(Excerpts from a figure dataset)
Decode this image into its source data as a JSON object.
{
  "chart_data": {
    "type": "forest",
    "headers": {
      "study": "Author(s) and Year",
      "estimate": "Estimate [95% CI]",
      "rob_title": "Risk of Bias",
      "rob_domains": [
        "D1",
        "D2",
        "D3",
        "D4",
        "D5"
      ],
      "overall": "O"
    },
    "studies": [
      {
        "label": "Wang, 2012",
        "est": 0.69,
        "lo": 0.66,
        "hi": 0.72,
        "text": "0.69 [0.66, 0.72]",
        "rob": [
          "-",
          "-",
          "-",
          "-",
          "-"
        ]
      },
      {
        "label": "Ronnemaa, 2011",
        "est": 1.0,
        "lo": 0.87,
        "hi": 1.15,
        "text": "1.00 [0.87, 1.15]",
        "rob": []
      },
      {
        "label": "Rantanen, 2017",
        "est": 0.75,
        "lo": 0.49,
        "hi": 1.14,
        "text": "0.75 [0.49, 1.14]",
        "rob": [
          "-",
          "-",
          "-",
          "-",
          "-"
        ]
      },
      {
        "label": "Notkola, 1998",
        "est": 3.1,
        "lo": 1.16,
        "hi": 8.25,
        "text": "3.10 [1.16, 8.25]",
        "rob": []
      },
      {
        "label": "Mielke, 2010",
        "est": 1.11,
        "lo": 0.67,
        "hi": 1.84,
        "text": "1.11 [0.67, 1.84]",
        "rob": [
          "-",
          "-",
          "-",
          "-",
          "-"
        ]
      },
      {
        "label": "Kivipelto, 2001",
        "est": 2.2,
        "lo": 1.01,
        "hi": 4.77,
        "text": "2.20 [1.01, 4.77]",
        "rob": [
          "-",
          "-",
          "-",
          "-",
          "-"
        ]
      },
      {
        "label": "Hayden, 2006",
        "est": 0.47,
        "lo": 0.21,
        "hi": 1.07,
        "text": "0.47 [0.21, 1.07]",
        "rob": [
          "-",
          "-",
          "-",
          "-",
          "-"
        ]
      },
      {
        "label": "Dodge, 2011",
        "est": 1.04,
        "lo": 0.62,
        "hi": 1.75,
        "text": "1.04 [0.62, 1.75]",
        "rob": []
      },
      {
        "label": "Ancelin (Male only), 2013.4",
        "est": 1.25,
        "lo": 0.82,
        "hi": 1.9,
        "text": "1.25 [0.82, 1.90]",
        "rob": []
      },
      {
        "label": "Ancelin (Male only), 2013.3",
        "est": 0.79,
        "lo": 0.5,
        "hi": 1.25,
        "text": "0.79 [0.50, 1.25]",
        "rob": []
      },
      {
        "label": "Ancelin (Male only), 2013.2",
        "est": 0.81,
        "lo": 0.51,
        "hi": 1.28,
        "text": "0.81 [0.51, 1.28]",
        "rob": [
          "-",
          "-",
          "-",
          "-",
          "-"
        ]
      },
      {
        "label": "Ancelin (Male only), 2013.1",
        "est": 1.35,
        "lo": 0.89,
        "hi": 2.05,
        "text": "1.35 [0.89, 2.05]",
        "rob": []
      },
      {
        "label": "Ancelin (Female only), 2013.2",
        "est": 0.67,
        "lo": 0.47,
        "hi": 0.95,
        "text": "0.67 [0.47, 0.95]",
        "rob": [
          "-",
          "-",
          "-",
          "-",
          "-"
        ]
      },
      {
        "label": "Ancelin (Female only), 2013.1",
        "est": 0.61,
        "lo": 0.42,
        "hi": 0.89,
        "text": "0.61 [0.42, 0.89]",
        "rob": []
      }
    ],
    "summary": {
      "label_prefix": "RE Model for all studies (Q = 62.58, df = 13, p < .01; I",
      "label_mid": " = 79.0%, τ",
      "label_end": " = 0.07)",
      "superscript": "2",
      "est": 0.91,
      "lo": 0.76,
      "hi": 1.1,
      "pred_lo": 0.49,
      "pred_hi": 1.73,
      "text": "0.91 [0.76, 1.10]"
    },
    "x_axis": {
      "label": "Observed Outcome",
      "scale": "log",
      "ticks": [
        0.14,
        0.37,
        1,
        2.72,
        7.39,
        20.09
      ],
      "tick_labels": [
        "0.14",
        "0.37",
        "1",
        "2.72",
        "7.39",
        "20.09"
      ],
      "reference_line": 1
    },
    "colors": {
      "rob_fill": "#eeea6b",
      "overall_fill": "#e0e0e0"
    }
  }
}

● EXERCISE GOAL:
Extract all lines as given.

● IN RESPONSE:
Decode this image into its source data as a JSON object.
{
  "chart_data": {
    "type": "forest",
    "headers": {
      "study": "Author(s) and Year",
      "estimate": "Estimate [95% CI]",
      "rob_title": "Risk of Bias",
      "rob_domains": [
        "D1",
        "D2",
        "D3",
        "D4",
        "D5"
      ],
      "overall": "O"
    },
    "studies": [
      {
        "label": "Wang, 2012",
        "est": 0.69,
        "lo": 0.66,
        "hi": 0.72,
        "text": "0.69 [0.66, 0.72]",
        "rob": [
          "-",
          "-",
          "-",
          "-",
          "-"
        ]
      },
      {
        "label": "Ronnemaa, 2011",
        "est": 1.0,
        "lo": 0.87,
        "hi": 1.15,
        "text": "1.00 [0.87, 1.15]",
        "rob": []
      },
      {
        "label": "Rantanen, 2017",
        "est": 0.75,
        "lo": 0.49,
        "hi": 1.14,
        "text": "0.75 [0.49, 1.14]",
        "rob": [
          "-",
          "-",
          "-",
          "-",
          "-"
        ]
      },
      {
        "label": "Notkola, 1998",
        "est": 3.1,
        "lo": 1.16,
        "hi": 8.25,
        "text": "3.10 [1.16, 8.25]",
        "rob": []
      },
      {
        "label": "Mielke, 2010",
        "est": 1.11,
        "lo": 0.67,
        "hi": 1.84,
        "text": "1.11 [0.67, 1.84]",
        "rob": [
          "-",
          "-",
          "-",
          "-",
          "-"
        ]
      },
      {
        "label": "Kivipelto, 2001",
        "est": 2.2,
        "lo": 1.01,
        "hi": 4.77,
        "text": "2.20 [1.01, 4.77]",
        "rob": [
          "-",
          "-",
          "-",
          "-",
          "-"
        ]
      },
      {
        "label": "Hayden, 2006",
        "est": 0.47,
        "lo": 0.21,
        "hi": 1.07,
        "text": "0.47 [0.21, 1.07]",
        "rob": [
          "-",
          "-",
          "-",
          "-",
          "-"
        ]
      },
      {
        "label": "Dodge, 2011",
        "est": 1.04,
        "lo": 0.62,
        "hi": 1.75,
        "text": "1.04 [0.62, 1.75]",
        "rob": []
      },
      {
        "label": "Ancelin (Male only), 2013.4",
        "est": 1.25,
        "lo": 0.82,
        "hi": 1.9,
        "text": "1.25 [0.82, 1.90]",
        "rob": []
      },
      {
        "label": "Ancelin (Male only), 2013.3",
        "est": 0.79,
        "lo": 0.5,
        "hi": 1.25,
        "text": "0.79 [0.50, 1.25]",
        "rob": []
      },
      {
        "label": "Ancelin (Male only), 2013.2",
        "est": 0.81,
        "lo": 0.51,
        "hi": 1.28,
        "text": "0.81 [0.51, 1.28]",
        "rob": [
          "-",
          "-",
          "-",
          "-",
          "-"
        ]
      },
      {
        "label": "Ancelin (Male only), 2013.1",
        "est": 1.35,
        "lo": 0.89,
        "hi": 2.05,
        "text": "1.35 [0.89, 2.05]",
        "rob": []
      },
      {
        "label": "Ancelin (Female only), 2013.2",
        "est": 0.67,
        "lo": 0.47,
        "hi": 0.95,
        "text": "0.67 [0.47, 0.95]",
        "rob": [
          "-",
          "-",
          "-",
          "-",
          "-"
        ]
      },
      {
        "label": "Ancelin (Female only), 2013.1",
        "est": 0.61,
        "lo": 0.42,
        "hi": 0.89,
        "text": "0.61 [0.42, 0.89]",
        "rob": []
      }
    ],
    "summary": {
      "label_prefix": "RE Model for all studies (Q = 62.58, df = 13, p < .01; I",
      "label_mid": " = 79.0%, τ",
      "label_end": " = 0.07)",
      "superscript": "2",
      "est": 0.91,
      "lo": 0.76,
      "hi": 1.1,
      "pred_lo": 0.49,
      "pred_hi": 1.73,
      "text": "0.91 [0.76, 1.10]"
    },
    "x_axis": {
      "label": "Observed Outcome",
      "scale": "log",
      "ticks": [
        0.14,
        0.37,
        1,
        2.72,
        7.39,
        20.09
      ],
      "tick_labels": [
        "0.14",
        "0.37",
        "1",
        "2.72",
        "7.39",
        "20.09"
      ],
      "reference_line": 1
    },
    "colors": {
      "rob_fill": "#eeea6b",
      "overall_fill": "#e0e0e0"
    }
  }
}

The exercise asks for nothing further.